### Direction
Search the listing for "true" and copy every line where it appears.

Extracted data entries
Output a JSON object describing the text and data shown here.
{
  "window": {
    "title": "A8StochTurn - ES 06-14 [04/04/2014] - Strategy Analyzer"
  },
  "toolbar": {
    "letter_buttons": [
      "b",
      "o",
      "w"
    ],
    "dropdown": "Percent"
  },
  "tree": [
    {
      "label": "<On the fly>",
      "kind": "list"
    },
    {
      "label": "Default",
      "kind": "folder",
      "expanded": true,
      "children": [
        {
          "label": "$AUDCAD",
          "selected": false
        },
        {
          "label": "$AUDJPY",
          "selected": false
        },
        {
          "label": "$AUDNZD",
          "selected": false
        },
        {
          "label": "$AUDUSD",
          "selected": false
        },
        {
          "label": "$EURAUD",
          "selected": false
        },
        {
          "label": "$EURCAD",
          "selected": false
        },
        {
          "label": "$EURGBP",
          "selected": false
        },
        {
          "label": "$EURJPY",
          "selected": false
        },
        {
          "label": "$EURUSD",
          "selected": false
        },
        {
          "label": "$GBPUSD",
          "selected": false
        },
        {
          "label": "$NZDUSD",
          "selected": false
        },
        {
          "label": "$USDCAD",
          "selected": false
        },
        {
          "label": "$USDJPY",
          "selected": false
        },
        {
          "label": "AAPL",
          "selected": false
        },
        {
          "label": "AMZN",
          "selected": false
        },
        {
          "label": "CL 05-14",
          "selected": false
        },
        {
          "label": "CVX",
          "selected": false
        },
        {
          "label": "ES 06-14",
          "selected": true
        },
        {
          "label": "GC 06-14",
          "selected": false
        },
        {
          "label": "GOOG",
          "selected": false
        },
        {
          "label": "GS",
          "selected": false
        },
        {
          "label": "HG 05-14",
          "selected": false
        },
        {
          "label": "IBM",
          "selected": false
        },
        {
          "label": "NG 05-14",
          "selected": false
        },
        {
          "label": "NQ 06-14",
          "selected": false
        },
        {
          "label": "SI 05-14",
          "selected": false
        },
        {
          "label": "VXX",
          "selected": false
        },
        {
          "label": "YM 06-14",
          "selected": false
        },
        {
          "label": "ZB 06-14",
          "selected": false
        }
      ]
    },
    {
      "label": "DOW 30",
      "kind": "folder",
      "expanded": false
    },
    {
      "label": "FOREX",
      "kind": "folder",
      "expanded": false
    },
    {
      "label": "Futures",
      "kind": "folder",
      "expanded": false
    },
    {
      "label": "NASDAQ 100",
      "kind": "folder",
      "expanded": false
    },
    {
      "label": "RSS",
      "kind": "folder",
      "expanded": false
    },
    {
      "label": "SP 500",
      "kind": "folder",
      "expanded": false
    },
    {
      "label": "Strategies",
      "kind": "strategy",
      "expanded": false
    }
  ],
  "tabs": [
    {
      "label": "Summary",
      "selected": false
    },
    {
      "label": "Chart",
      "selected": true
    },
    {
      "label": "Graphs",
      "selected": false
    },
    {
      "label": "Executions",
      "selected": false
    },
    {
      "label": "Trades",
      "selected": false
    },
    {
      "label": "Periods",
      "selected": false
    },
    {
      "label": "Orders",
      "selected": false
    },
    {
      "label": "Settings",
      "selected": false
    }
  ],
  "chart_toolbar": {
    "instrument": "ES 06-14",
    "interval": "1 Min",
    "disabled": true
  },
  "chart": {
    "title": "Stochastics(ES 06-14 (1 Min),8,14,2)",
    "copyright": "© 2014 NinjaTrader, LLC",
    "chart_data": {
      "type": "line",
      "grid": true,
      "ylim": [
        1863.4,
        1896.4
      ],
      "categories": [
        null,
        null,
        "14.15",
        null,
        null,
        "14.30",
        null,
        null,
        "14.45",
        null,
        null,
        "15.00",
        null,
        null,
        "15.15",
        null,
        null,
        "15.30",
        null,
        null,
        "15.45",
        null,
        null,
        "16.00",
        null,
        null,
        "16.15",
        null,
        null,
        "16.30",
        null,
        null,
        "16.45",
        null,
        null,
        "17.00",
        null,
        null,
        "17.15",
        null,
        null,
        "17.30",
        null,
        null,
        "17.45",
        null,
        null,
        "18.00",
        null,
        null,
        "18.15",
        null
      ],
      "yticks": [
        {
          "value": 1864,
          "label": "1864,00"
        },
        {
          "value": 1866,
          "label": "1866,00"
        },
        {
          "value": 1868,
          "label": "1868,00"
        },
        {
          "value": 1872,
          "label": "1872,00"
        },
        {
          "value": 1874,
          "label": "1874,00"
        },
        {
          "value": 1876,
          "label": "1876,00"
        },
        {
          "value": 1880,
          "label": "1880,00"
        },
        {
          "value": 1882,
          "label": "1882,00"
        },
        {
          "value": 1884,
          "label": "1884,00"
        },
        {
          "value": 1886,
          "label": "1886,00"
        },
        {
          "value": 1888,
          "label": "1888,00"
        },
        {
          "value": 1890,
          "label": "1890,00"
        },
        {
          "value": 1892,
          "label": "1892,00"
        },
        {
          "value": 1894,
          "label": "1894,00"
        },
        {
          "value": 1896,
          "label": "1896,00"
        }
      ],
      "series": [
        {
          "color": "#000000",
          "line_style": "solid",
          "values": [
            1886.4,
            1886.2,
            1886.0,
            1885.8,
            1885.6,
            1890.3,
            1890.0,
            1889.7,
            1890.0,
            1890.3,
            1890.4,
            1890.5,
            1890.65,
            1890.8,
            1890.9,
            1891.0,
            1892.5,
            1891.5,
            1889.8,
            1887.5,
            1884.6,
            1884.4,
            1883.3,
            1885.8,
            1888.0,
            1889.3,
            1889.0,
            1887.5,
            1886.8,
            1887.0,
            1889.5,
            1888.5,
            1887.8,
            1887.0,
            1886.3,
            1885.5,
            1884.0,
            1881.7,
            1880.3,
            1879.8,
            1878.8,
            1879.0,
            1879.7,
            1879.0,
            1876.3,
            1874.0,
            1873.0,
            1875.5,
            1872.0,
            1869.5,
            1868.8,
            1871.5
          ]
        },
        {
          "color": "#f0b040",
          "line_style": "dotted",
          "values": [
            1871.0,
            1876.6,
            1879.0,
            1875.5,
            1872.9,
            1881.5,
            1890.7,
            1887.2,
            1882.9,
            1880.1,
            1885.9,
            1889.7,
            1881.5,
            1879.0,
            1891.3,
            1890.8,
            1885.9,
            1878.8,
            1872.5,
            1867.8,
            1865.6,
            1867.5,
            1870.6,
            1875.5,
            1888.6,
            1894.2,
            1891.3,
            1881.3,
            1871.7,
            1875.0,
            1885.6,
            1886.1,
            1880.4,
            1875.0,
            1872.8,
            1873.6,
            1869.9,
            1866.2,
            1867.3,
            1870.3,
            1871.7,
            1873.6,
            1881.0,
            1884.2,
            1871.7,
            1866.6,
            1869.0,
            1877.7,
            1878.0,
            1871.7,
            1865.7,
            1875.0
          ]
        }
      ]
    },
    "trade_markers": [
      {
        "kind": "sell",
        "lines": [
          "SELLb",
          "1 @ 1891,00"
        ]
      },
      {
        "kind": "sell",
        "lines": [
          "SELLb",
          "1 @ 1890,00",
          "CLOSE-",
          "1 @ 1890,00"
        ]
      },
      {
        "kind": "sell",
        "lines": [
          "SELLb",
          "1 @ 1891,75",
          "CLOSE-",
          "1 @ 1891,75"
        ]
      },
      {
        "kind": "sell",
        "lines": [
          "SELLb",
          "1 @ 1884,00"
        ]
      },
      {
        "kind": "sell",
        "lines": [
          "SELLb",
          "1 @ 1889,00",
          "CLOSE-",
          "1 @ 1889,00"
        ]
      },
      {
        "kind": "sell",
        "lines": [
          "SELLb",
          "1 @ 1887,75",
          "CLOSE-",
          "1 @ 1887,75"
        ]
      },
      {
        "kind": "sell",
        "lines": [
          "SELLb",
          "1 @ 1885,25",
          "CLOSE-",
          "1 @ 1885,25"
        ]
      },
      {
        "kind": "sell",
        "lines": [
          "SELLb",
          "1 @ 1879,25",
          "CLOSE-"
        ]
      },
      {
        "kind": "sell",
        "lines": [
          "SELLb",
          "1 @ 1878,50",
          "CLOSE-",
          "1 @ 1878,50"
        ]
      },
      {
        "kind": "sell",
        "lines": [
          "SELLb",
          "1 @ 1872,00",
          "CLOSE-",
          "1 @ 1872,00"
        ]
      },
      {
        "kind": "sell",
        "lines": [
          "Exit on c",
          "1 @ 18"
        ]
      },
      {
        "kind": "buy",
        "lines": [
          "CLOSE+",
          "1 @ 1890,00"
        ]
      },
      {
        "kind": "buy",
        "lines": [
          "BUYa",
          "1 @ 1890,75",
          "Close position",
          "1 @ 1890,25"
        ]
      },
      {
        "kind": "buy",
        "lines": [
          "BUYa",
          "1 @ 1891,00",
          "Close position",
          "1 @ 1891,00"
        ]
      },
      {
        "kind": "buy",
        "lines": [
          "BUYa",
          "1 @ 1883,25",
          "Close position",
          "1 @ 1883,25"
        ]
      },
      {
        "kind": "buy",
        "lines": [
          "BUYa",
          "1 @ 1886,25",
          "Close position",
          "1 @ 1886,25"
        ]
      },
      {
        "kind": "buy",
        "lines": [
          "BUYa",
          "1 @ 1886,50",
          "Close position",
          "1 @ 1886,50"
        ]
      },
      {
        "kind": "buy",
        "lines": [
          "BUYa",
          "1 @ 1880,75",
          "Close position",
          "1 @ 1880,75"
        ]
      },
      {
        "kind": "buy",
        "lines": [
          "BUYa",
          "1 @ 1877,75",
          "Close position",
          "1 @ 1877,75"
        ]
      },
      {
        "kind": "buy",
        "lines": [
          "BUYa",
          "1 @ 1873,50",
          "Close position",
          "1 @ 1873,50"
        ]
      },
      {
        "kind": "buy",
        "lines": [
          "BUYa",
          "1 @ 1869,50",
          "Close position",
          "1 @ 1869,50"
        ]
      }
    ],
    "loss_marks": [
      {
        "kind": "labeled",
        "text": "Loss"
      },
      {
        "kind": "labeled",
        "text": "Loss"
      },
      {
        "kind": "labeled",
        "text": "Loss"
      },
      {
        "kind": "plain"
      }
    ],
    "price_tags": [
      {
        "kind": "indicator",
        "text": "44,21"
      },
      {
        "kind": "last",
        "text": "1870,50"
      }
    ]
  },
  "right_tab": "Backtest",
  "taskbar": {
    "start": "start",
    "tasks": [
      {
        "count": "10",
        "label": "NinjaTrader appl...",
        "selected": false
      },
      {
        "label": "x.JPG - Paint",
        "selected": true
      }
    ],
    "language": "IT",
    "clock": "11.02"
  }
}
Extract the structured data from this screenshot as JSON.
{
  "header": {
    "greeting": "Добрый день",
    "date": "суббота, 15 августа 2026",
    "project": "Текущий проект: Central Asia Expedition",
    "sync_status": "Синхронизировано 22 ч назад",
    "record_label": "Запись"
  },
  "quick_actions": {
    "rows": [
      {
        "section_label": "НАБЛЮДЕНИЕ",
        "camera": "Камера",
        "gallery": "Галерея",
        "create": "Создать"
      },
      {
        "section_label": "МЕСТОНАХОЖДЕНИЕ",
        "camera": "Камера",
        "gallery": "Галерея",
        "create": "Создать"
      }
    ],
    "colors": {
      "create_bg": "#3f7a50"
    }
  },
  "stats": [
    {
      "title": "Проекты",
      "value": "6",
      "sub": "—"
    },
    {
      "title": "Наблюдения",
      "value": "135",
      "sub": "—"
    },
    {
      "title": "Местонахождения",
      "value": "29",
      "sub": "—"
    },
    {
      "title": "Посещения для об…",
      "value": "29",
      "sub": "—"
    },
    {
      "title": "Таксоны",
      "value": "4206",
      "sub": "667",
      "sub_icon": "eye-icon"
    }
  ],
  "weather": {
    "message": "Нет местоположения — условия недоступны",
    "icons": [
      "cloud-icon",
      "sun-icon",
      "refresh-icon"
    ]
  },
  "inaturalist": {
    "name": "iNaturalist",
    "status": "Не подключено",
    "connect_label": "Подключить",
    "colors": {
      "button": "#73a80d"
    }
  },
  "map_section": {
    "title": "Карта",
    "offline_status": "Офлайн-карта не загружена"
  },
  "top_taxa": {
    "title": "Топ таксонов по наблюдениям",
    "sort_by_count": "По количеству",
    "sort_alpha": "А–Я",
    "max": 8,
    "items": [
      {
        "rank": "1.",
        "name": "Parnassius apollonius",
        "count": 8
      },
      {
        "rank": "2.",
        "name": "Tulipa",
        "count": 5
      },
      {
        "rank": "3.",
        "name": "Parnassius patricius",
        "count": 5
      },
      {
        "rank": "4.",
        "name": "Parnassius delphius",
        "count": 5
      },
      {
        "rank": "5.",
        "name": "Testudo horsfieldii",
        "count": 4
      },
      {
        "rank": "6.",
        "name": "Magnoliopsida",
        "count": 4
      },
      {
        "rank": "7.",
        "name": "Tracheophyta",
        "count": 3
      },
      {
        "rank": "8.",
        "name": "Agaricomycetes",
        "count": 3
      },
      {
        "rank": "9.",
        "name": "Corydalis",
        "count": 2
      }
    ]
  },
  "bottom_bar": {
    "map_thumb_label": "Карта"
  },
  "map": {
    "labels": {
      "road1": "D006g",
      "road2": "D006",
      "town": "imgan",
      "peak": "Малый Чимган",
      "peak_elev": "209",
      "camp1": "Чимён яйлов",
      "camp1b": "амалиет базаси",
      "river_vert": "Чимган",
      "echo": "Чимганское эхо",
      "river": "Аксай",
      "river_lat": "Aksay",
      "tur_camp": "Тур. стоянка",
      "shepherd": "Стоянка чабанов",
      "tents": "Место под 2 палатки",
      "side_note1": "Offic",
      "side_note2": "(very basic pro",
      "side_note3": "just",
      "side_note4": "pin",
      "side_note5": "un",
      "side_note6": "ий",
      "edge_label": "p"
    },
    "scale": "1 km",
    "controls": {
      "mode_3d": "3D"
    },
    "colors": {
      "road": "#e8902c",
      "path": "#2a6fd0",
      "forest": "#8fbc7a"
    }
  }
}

### Task answer
      "expanded": true,
          "selected": true
      "selected": true
    "disabled": true
      "grid": true,
        "selected": true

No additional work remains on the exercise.